— BEGIN Input material —

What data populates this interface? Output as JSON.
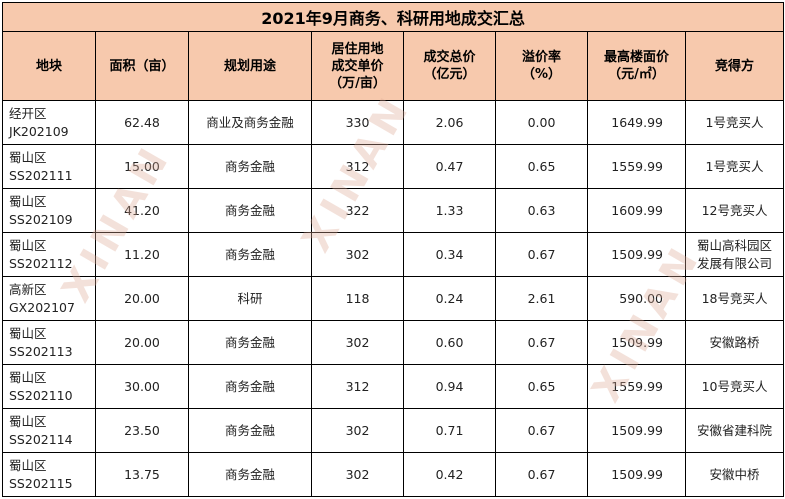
{
  "title": "2021年9月商务、科研用地成交汇总",
  "headers": [
    "地块",
    "面积（亩）",
    "规划用途",
    "居住用地\n成交单价\n（万/亩）",
    "成交总价\n（亿元）",
    "溢价率\n（%）",
    "最高楼面价\n（元/㎡）",
    "竞得方"
  ],
  "rows": [
    [
      "经开区\nJK202109",
      "62.48",
      "商业及商务金融",
      "330",
      "2.06",
      "0.00",
      "1649.99",
      "1号竞买人"
    ],
    [
      "蜀山区\nSS202111",
      "15.00",
      "商务金融",
      "312",
      "0.47",
      "0.65",
      "1559.99",
      "1号竞买人"
    ],
    [
      "蜀山区\nSS202109",
      "41.20",
      "商务金融",
      "322",
      "1.33",
      "0.63",
      "1609.99",
      "12号竞买人"
    ],
    [
      "蜀山区\nSS202112",
      "11.20",
      "商务金融",
      "302",
      "0.34",
      "0.67",
      "1509.99",
      "蜀山高科园区\n发展有限公司"
    ],
    [
      "高新区\nGX202107",
      "20.00",
      "科研",
      "118",
      "0.24",
      "2.61",
      "590.00",
      "18号竞买人"
    ],
    [
      "蜀山区\nSS202113",
      "20.00",
      "商务金融",
      "302",
      "0.60",
      "0.67",
      "1509.99",
      "安徽路桥"
    ],
    [
      "蜀山区\nSS202110",
      "30.00",
      "商务金融",
      "312",
      "0.94",
      "0.65",
      "1559.99",
      "10号竞买人"
    ],
    [
      "蜀山区\nSS202114",
      "23.50",
      "商务金融",
      "302",
      "0.71",
      "0.67",
      "1509.99",
      "安徽省建科院"
    ],
    [
      "蜀山区\nSS202115",
      "13.75",
      "商务金融",
      "302",
      "0.42",
      "0.67",
      "1509.99",
      "安徽中桥"
    ]
  ],
  "watermark": "XINAN"
}
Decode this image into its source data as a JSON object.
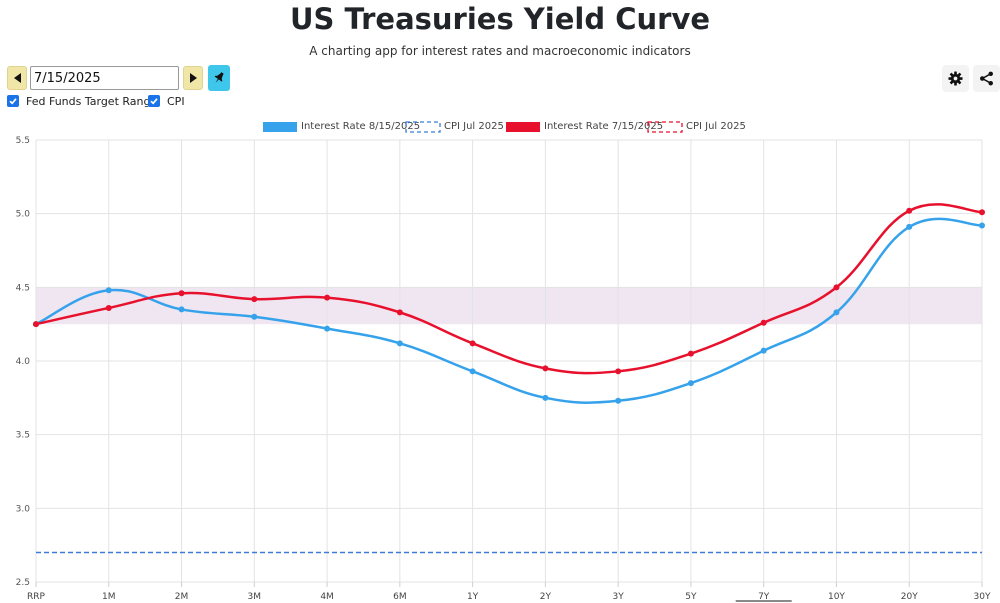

— END Input material —

Excluding the pictures, restate the records above word for word.

### Written reply:
What data populates this interface? Output as JSON.
{
  "title": "2021年9月商务、科研用地成交汇总",
  "headers": [
    "地块",
    "面积（亩）",
    "规划用途",
    "居住用地\n成交单价\n（万/亩）",
    "成交总价\n（亿元）",
    "溢价率\n（%）",
    "最高楼面价\n（元/㎡）",
    "竞得方"
  ],
  "rows": [
    [
      "经开区\nJK202109",
      "62.48",
      "商业及商务金融",
      "330",
      "2.06",
      "0.00",
      "1649.99",
      "1号竞买人"
    ],
    [
      "蜀山区\nSS202111",
      "15.00",
      "商务金融",
      "312",
      "0.47",
      "0.65",
      "1559.99",
      "1号竞买人"
    ],
    [
      "蜀山区\nSS202109",
      "41.20",
      "商务金融",
      "322",
      "1.33",
      "0.63",
      "1609.99",
      "12号竞买人"
    ],
    [
      "蜀山区\nSS202112",
      "11.20",
      "商务金融",
      "302",
      "0.34",
      "0.67",
      "1509.99",
      "蜀山高科园区\n发展有限公司"
    ],
    [
      "高新区\nGX202107",
      "20.00",
      "科研",
      "118",
      "0.24",
      "2.61",
      "590.00",
      "18号竞买人"
    ],
    [
      "蜀山区\nSS202113",
      "20.00",
      "商务金融",
      "302",
      "0.60",
      "0.67",
      "1509.99",
      "安徽路桥"
    ],
    [
      "蜀山区\nSS202110",
      "30.00",
      "商务金融",
      "312",
      "0.94",
      "0.65",
      "1559.99",
      "10号竞买人"
    ],
    [
      "蜀山区\nSS202114",
      "23.50",
      "商务金融",
      "302",
      "0.71",
      "0.67",
      "1509.99",
      "安徽省建科院"
    ],
    [
      "蜀山区\nSS202115",
      "13.75",
      "商务金融",
      "302",
      "0.42",
      "0.67",
      "1509.99",
      "安徽中桥"
    ]
  ],
  "watermark": "XINAN"
}
Decode this image into its source data as a JSON object.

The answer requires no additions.